===== Supplied records

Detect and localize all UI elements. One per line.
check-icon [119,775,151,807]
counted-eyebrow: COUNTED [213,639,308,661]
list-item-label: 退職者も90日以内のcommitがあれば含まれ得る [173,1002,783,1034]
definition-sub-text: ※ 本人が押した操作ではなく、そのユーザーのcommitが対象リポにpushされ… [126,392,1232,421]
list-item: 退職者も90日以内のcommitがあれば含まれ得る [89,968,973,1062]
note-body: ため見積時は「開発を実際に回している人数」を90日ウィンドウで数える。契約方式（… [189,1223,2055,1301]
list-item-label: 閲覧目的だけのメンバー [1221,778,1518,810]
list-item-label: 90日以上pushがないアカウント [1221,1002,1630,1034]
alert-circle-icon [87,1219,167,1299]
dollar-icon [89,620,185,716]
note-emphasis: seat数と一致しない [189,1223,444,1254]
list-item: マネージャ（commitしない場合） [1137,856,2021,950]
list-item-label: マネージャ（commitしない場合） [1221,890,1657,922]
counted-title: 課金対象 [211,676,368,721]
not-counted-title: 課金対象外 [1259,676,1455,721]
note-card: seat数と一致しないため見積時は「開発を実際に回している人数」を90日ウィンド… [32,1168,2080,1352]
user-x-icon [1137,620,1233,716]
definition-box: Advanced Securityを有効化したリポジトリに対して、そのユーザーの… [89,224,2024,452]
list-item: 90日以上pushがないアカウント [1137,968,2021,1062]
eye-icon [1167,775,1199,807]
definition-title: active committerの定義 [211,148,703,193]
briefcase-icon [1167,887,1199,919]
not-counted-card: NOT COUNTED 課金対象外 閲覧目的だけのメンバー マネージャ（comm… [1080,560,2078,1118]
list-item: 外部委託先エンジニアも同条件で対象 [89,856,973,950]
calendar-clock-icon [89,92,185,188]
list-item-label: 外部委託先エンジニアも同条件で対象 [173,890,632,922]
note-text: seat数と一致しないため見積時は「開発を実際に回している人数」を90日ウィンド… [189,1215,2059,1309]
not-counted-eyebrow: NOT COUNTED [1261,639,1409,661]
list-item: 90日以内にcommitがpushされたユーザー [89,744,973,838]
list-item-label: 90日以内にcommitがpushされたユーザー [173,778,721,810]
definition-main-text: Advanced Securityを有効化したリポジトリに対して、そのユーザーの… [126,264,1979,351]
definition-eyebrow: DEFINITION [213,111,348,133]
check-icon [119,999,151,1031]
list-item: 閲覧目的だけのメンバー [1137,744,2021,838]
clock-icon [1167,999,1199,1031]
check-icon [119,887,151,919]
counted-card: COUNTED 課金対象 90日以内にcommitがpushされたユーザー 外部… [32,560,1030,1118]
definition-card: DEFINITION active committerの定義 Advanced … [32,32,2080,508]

==========

* Requirements
Can you copy every line of the records above, character for character and with nothing added or left out?

* Correct answer
Detect and localize all UI elements. One per line.
check-icon [119,775,151,807]
counted-eyebrow: COUNTED [213,639,308,661]
list-item-label: 退職者も90日以内のcommitがあれば含まれ得る [173,1002,783,1034]
definition-sub-text: ※ 本人が押した操作ではなく、そのユーザーのcommitが対象リポにpushされ… [126,392,1232,421]
list-item: 退職者も90日以内のcommitがあれば含まれ得る [89,968,973,1062]
note-body: ため見積時は「開発を実際に回している人数」を90日ウィンドウで数える。契約方式（… [189,1223,2055,1301]
list-item-label: 閲覧目的だけのメンバー [1221,778,1518,810]
list-item-label: 90日以上pushがないアカウント [1221,1002,1630,1034]
alert-circle-icon [87,1219,167,1299]
dollar-icon [89,620,185,716]
note-emphasis: seat数と一致しない [189,1223,444,1254]
list-item: マネージャ（commitしない場合） [1137,856,2021,950]
list-item-label: マネージャ（commitしない場合） [1221,890,1657,922]
counted-title: 課金対象 [211,676,368,721]
not-counted-title: 課金対象外 [1259,676,1455,721]
note-card: seat数と一致しないため見積時は「開発を実際に回している人数」を90日ウィンド… [32,1168,2080,1352]
user-x-icon [1137,620,1233,716]
definition-box: Advanced Securityを有効化したリポジトリに対して、そのユーザーの… [89,224,2024,452]
list-item: 90日以上pushがないアカウント [1137,968,2021,1062]
eye-icon [1167,775,1199,807]
definition-title: active committerの定義 [211,148,703,193]
briefcase-icon [1167,887,1199,919]
not-counted-card: NOT COUNTED 課金対象外 閲覧目的だけのメンバー マネージャ（comm… [1080,560,2078,1118]
list-item: 外部委託先エンジニアも同条件で対象 [89,856,973,950]
calendar-clock-icon [89,92,185,188]
list-item-label: 外部委託先エンジニアも同条件で対象 [173,890,632,922]
note-text: seat数と一致しないため見積時は「開発を実際に回している人数」を90日ウィンド… [189,1215,2059,1309]
not-counted-eyebrow: NOT COUNTED [1261,639,1409,661]
list-item: 90日以内にcommitがpushされたユーザー [89,744,973,838]
list-item-label: 90日以内にcommitがpushされたユーザー [173,778,721,810]
definition-main-text: Advanced Securityを有効化したリポジトリに対して、そのユーザーの… [126,264,1979,351]
definition-eyebrow: DEFINITION [213,111,348,133]
check-icon [119,999,151,1031]
list-item: 閲覧目的だけのメンバー [1137,744,2021,838]
clock-icon [1167,999,1199,1031]
check-icon [119,887,151,919]
counted-card: COUNTED 課金対象 90日以内にcommitがpushされたユーザー 外部… [32,560,1030,1118]
definition-card: DEFINITION active committerの定義 Advanced … [32,32,2080,508]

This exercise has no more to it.